### Instructions to follow
Pick out each line of the records that includes the string "watch", and copy it.

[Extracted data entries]

start

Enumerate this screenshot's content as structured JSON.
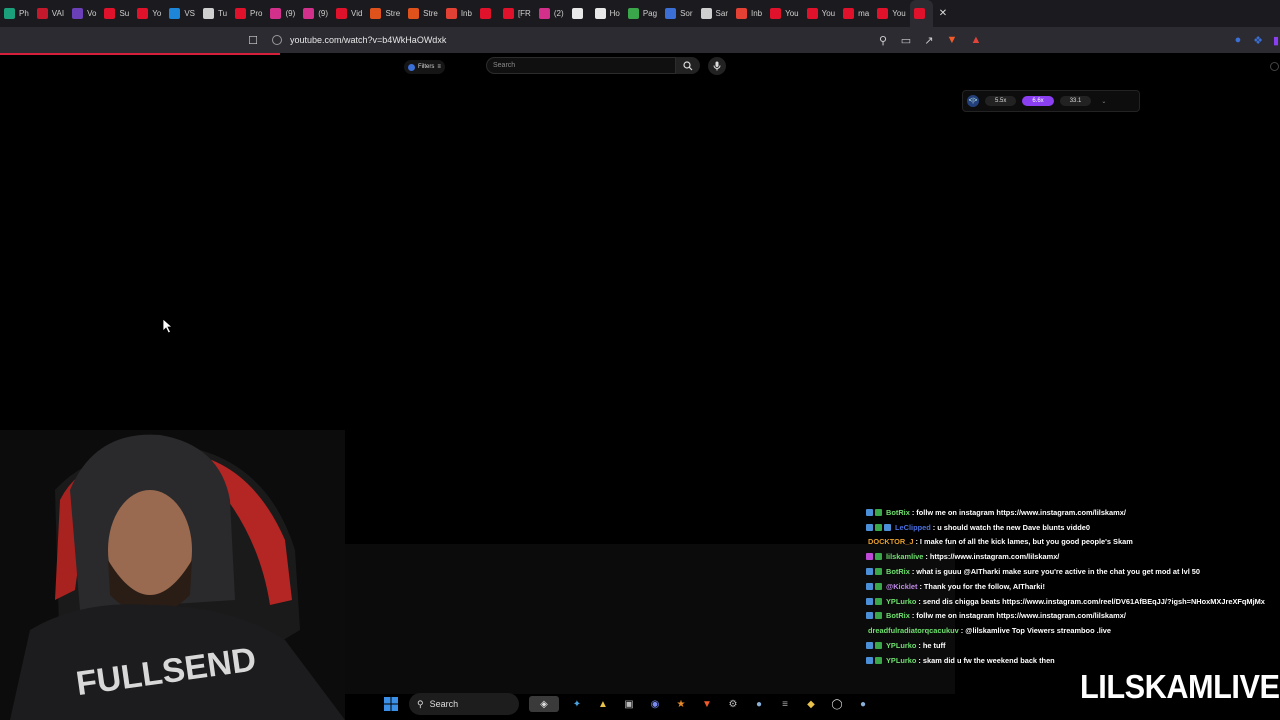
{
  "browser": {
    "tabs": [
      {
        "label": "Ph",
        "color": "#1aa07b"
      },
      {
        "label": "VAI",
        "color": "#c4182c"
      },
      {
        "label": "Vo",
        "color": "#6b3fb8"
      },
      {
        "label": "Su",
        "color": "#e0112b"
      },
      {
        "label": "Yo",
        "color": "#e0112b"
      },
      {
        "label": "VS",
        "color": "#1d86d8"
      },
      {
        "label": "Tu",
        "color": "#cfcfcf"
      },
      {
        "label": "Pro",
        "color": "#e0112b"
      },
      {
        "label": "(9)",
        "color": "#d3308c"
      },
      {
        "label": "(9)",
        "color": "#d3308c"
      },
      {
        "label": "Vid",
        "color": "#e0112b"
      },
      {
        "label": "Stre",
        "color": "#e0521b"
      },
      {
        "label": "Stre",
        "color": "#e0521b"
      },
      {
        "label": "Inb",
        "color": "#e34133"
      },
      {
        "label": "",
        "color": "#e0112b"
      },
      {
        "label": "[FR",
        "color": "#e0112b"
      },
      {
        "label": "(2)",
        "color": "#d3308c"
      },
      {
        "label": "",
        "color": "#e8e8e8"
      },
      {
        "label": "Ho",
        "color": "#e8e8e8"
      },
      {
        "label": "Pag",
        "color": "#3aa74a"
      },
      {
        "label": "Sor",
        "color": "#3b6fd6"
      },
      {
        "label": "Sar",
        "color": "#cfcfcf"
      },
      {
        "label": "Inb",
        "color": "#e34133"
      },
      {
        "label": "You",
        "color": "#e0112b"
      },
      {
        "label": "You",
        "color": "#e0112b"
      },
      {
        "label": "ma",
        "color": "#e0112b"
      },
      {
        "label": "You",
        "color": "#e0112b"
      },
      {
        "label": "",
        "color": "#e0112b"
      }
    ],
    "url": "youtube.com/watch?v=b4WkHaOWdxk"
  },
  "youtube": {
    "filters_label": "Filters",
    "search_placeholder": "Search"
  },
  "speed_widget": {
    "logo": "<|>",
    "options": [
      {
        "label": "5.5x",
        "active": false
      },
      {
        "label": "6.6x",
        "active": true
      },
      {
        "label": "33.1",
        "active": false
      }
    ]
  },
  "chat": [
    {
      "user": "BotRix",
      "color": "#6fe06f",
      "badges": [
        "#4a8fd8",
        "#3aa74a"
      ],
      "text": "follw me on instagram https://www.instagram.com/lilskamx/"
    },
    {
      "user": "LeClipped",
      "color": "#4a6fe0",
      "badges": [
        "#4a8fd8",
        "#3aa74a",
        "#4a8fd8"
      ],
      "text": "u should watch the new Dave blunts vidde0"
    },
    {
      "user": "DOCKTOR_J",
      "color": "#e8a030",
      "badges": [],
      "text": "I make fun of all the kick lames, but you good people's Skam"
    },
    {
      "user": "lilskamlive",
      "color": "#6fe06f",
      "badges": [
        "#c04ad8",
        "#3aa74a"
      ],
      "text": "https://www.instagram.com/lilskamx/"
    },
    {
      "user": "BotRix",
      "color": "#6fe06f",
      "badges": [
        "#4a8fd8",
        "#3aa74a"
      ],
      "text": "what is guuu @AITharki make sure you're active in the chat you get mod at lvl 50"
    },
    {
      "user": "@Kicklet",
      "color": "#c08ae8",
      "badges": [
        "#4a8fd8",
        "#3aa74a"
      ],
      "text": "Thank you for the follow, AITharki!"
    },
    {
      "user": "YPLurko",
      "color": "#6fe06f",
      "badges": [
        "#4a8fd8",
        "#3aa74a"
      ],
      "text": "send dis chigga beats https://www.instagram.com/reel/DV61AfBEqJJ/?igsh=NHoxMXJreXFqMjMx"
    },
    {
      "user": "BotRix",
      "color": "#6fe06f",
      "badges": [
        "#4a8fd8",
        "#3aa74a"
      ],
      "text": "follw me on instagram https://www.instagram.com/lilskamx/"
    },
    {
      "user": "dreadfulradiatorqcacukuv",
      "color": "#6fe06f",
      "badges": [],
      "text": "@lilskamlive Top Viewers streamboo .live"
    },
    {
      "user": "YPLurko",
      "color": "#6fe06f",
      "badges": [
        "#4a8fd8",
        "#3aa74a"
      ],
      "text": "he tuff"
    },
    {
      "user": "YPLurko",
      "color": "#6fe06f",
      "badges": [
        "#4a8fd8",
        "#3aa74a"
      ],
      "text": "skam did u fw the weekend back then"
    }
  ],
  "taskbar": {
    "search_label": "Search"
  },
  "overlay": {
    "streamer_name": "LILSKAMLIVE"
  },
  "icons": {
    "bookmark": "bookmark-icon",
    "site_info": "site-info-icon",
    "zoom": "zoom-icon",
    "cast": "cast-icon",
    "share": "share-icon",
    "brave": "brave-shield-icon",
    "search": "search-icon",
    "mic": "microphone-icon",
    "windows": "windows-start-icon"
  }
}
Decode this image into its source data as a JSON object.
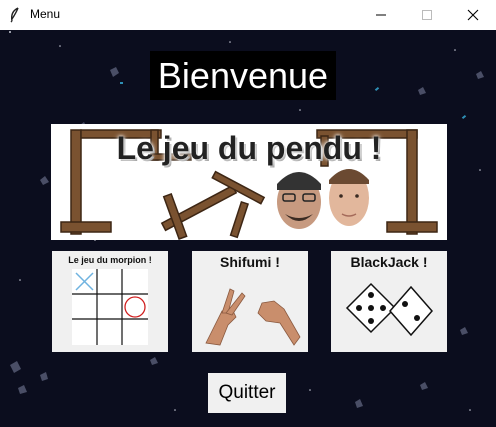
{
  "window": {
    "title": "Menu",
    "icon": "feather-icon",
    "controls": [
      "minimize-icon",
      "maximize-icon",
      "close-icon"
    ]
  },
  "main": {
    "welcome": "Bienvenue",
    "games": {
      "pendu": "Le jeu du pendu !",
      "morpion": "Le jeu du morpion !",
      "shifumi": "Shifumi !",
      "blackjack": "BlackJack !"
    },
    "quit_label": "Quitter"
  },
  "colors": {
    "background": "#0b0d1e",
    "card": "#f0f0f0",
    "wood": "#7a5230",
    "morpion_x": "#6fb3e0",
    "morpion_o": "#d02020"
  }
}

end

### Reply to the task
    "url": "youtube.com/watch?v=b4WkHaOWdxk"
      "text": "u should watch the new Dave blunts vidde0"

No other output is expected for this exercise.